The problem:
Reproduce the material below word for word, beginning at its first line and stopping after the line that contains "- col-city[interactable]: City: [280, 101, 293, 108]". Include both of those lines.

Data shown:
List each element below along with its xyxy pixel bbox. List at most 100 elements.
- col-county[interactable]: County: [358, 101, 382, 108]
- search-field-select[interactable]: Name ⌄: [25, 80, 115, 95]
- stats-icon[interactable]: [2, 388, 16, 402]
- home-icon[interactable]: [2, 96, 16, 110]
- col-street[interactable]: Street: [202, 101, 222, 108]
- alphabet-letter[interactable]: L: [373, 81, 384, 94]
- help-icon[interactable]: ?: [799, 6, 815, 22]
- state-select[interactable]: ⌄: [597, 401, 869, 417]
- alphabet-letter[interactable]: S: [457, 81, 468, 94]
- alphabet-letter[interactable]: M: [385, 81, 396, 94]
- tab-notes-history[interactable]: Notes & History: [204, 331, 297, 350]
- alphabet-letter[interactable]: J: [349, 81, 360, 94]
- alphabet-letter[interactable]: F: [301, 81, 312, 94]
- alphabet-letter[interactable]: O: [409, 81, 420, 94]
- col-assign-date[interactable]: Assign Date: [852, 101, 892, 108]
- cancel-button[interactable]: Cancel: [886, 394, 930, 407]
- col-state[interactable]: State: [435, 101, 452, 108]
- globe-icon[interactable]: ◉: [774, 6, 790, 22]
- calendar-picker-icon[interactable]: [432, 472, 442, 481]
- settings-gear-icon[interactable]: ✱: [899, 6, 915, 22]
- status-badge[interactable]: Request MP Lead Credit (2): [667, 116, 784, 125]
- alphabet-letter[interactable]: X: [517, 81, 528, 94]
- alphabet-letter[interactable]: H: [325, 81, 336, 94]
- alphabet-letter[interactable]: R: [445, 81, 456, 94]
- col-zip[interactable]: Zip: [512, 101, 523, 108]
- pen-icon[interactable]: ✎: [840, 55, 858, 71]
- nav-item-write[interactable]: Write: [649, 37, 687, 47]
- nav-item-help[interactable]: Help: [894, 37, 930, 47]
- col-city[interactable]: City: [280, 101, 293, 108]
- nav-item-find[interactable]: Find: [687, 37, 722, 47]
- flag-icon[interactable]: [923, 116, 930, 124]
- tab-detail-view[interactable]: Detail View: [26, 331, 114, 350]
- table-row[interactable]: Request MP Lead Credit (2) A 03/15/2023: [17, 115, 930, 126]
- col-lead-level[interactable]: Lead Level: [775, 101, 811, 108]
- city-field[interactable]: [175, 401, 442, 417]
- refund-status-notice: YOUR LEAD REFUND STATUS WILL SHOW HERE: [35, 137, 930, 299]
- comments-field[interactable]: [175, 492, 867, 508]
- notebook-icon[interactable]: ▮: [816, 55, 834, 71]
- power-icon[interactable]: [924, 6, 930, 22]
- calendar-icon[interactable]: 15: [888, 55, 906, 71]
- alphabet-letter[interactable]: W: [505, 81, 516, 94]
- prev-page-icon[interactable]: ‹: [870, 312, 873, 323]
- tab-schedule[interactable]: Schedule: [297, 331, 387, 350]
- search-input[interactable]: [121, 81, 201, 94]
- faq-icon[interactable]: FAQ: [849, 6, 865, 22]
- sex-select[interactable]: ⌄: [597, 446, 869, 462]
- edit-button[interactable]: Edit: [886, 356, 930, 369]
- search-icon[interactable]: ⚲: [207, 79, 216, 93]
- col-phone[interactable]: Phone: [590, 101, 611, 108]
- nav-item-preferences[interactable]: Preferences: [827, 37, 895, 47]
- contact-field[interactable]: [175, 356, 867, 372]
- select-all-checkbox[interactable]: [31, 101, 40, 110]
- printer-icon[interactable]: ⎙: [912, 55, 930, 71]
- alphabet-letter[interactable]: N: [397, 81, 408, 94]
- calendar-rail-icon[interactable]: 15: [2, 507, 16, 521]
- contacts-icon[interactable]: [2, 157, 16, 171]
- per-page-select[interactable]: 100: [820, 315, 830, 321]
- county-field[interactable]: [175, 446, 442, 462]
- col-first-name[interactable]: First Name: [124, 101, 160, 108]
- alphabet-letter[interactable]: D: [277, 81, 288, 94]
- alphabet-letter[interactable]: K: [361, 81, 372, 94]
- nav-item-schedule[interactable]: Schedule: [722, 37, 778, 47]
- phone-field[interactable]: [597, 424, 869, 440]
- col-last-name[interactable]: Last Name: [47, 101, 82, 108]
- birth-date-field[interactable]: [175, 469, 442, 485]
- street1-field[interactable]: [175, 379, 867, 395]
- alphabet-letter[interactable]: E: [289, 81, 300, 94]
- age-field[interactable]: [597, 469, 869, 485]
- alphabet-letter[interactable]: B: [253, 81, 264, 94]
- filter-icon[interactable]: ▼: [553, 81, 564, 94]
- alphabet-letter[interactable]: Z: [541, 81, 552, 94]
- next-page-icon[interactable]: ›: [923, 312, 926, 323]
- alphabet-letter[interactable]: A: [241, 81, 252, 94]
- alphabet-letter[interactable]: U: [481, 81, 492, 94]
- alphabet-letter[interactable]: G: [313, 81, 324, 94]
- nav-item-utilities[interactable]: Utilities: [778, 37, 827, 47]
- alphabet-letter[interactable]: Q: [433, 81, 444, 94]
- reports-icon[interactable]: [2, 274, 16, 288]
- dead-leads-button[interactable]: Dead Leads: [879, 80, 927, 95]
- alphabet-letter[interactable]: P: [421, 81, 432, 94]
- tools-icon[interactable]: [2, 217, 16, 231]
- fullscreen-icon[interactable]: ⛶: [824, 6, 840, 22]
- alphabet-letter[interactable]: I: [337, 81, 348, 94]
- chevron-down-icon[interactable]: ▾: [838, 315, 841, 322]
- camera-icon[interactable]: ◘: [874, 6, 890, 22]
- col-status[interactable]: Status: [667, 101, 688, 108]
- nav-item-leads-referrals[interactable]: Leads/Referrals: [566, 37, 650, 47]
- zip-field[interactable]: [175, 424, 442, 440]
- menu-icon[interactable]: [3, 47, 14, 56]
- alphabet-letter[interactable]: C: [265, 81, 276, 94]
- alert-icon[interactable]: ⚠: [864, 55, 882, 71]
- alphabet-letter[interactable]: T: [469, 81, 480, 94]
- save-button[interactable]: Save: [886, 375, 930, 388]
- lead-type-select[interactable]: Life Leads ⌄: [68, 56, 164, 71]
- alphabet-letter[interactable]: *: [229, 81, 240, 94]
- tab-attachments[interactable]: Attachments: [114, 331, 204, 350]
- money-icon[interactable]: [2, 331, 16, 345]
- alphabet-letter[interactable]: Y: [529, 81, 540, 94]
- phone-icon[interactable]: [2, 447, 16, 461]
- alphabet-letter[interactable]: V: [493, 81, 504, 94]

Exercise response:
List each element below along with its xyxy pixel bbox. List at most 100 elements.
- col-county[interactable]: County: [358, 101, 382, 108]
- search-field-select[interactable]: Name ⌄: [25, 80, 115, 95]
- stats-icon[interactable]: [2, 388, 16, 402]
- home-icon[interactable]: [2, 96, 16, 110]
- col-street[interactable]: Street: [202, 101, 222, 108]
- alphabet-letter[interactable]: L: [373, 81, 384, 94]
- help-icon[interactable]: ?: [799, 6, 815, 22]
- state-select[interactable]: ⌄: [597, 401, 869, 417]
- alphabet-letter[interactable]: S: [457, 81, 468, 94]
- alphabet-letter[interactable]: M: [385, 81, 396, 94]
- tab-notes-history[interactable]: Notes & History: [204, 331, 297, 350]
- alphabet-letter[interactable]: J: [349, 81, 360, 94]
- alphabet-letter[interactable]: F: [301, 81, 312, 94]
- alphabet-letter[interactable]: O: [409, 81, 420, 94]
- col-assign-date[interactable]: Assign Date: [852, 101, 892, 108]
- cancel-button[interactable]: Cancel: [886, 394, 930, 407]
- col-state[interactable]: State: [435, 101, 452, 108]
- globe-icon[interactable]: ◉: [774, 6, 790, 22]
- calendar-picker-icon[interactable]: [432, 472, 442, 481]
- settings-gear-icon[interactable]: ✱: [899, 6, 915, 22]
- status-badge[interactable]: Request MP Lead Credit (2): [667, 116, 784, 125]
- alphabet-letter[interactable]: X: [517, 81, 528, 94]
- alphabet-letter[interactable]: H: [325, 81, 336, 94]
- alphabet-letter[interactable]: R: [445, 81, 456, 94]
- col-zip[interactable]: Zip: [512, 101, 523, 108]
- pen-icon[interactable]: ✎: [840, 55, 858, 71]
- nav-item-write[interactable]: Write: [649, 37, 687, 47]
- nav-item-help[interactable]: Help: [894, 37, 930, 47]
- col-city[interactable]: City: [280, 101, 293, 108]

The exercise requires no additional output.